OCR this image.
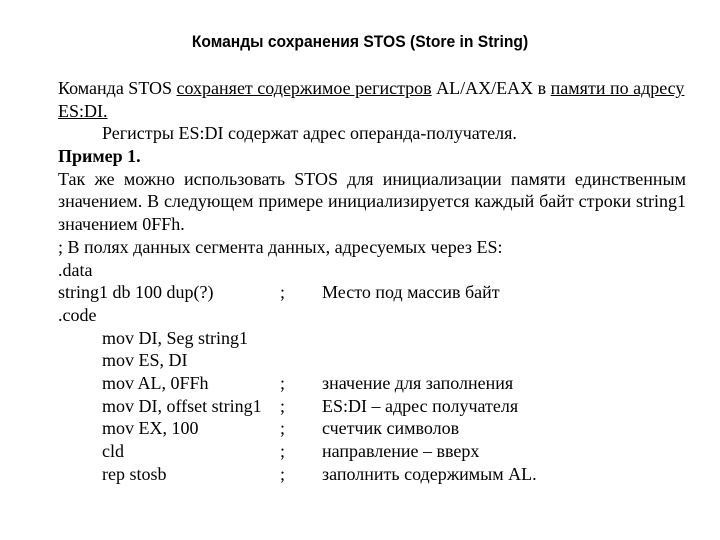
Команды сохранения STOS (Store in String)
Команда STOS сохраняет содержимое регистров AL/AX/EAX в памяти по адресу
ES:DI.
Регистры ES:DI содержат адрес операнда-получателя.
Пример 1.
Так же можно использовать STOS для инициализации памяти единственным
значением. В следующем примере инициализируется каждый байт строки string1
значением 0FFh.
; В полях данных сегмента данных, адресуемых через ES:
.data
string1 db 100 dup(?)	; Место под массив байт
.code
mov DI, Seg string1
mov ES, DI
mov AL, 0FFh	; значение для заполнения
mov DI, offset string1 ; ES:DI – адрес получателя
mov EX, 100	; счетчик символов
cld	; направление – вверх
rep stosb	; заполнить содержимым AL.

┄┄┄┄┄┄┄┄┄┄┄┄┄┄┄┄┄┄┄┄

**Task**
Reproduce all entries without any change, and omit the pictures.

**Expected answer**
OCR this image.
Команды сохранения STOS (Store in String)
Команда STOS сохраняет содержимое регистров AL/AX/EAX в памяти по адресу
ES:DI.
Регистры ES:DI содержат адрес операнда-получателя.
Пример 1.
Так же можно использовать STOS для инициализации памяти единственным
значением. В следующем примере инициализируется каждый байт строки string1
значением 0FFh.
; В полях данных сегмента данных, адресуемых через ES:
.data
string1 db 100 dup(?)	; Место под массив байт
.code
mov DI, Seg string1
mov ES, DI
mov AL, 0FFh	; значение для заполнения
mov DI, offset string1 ; ES:DI – адрес получателя
mov EX, 100	; счетчик символов
cld	; направление – вверх
rep stosb	; заполнить содержимым AL.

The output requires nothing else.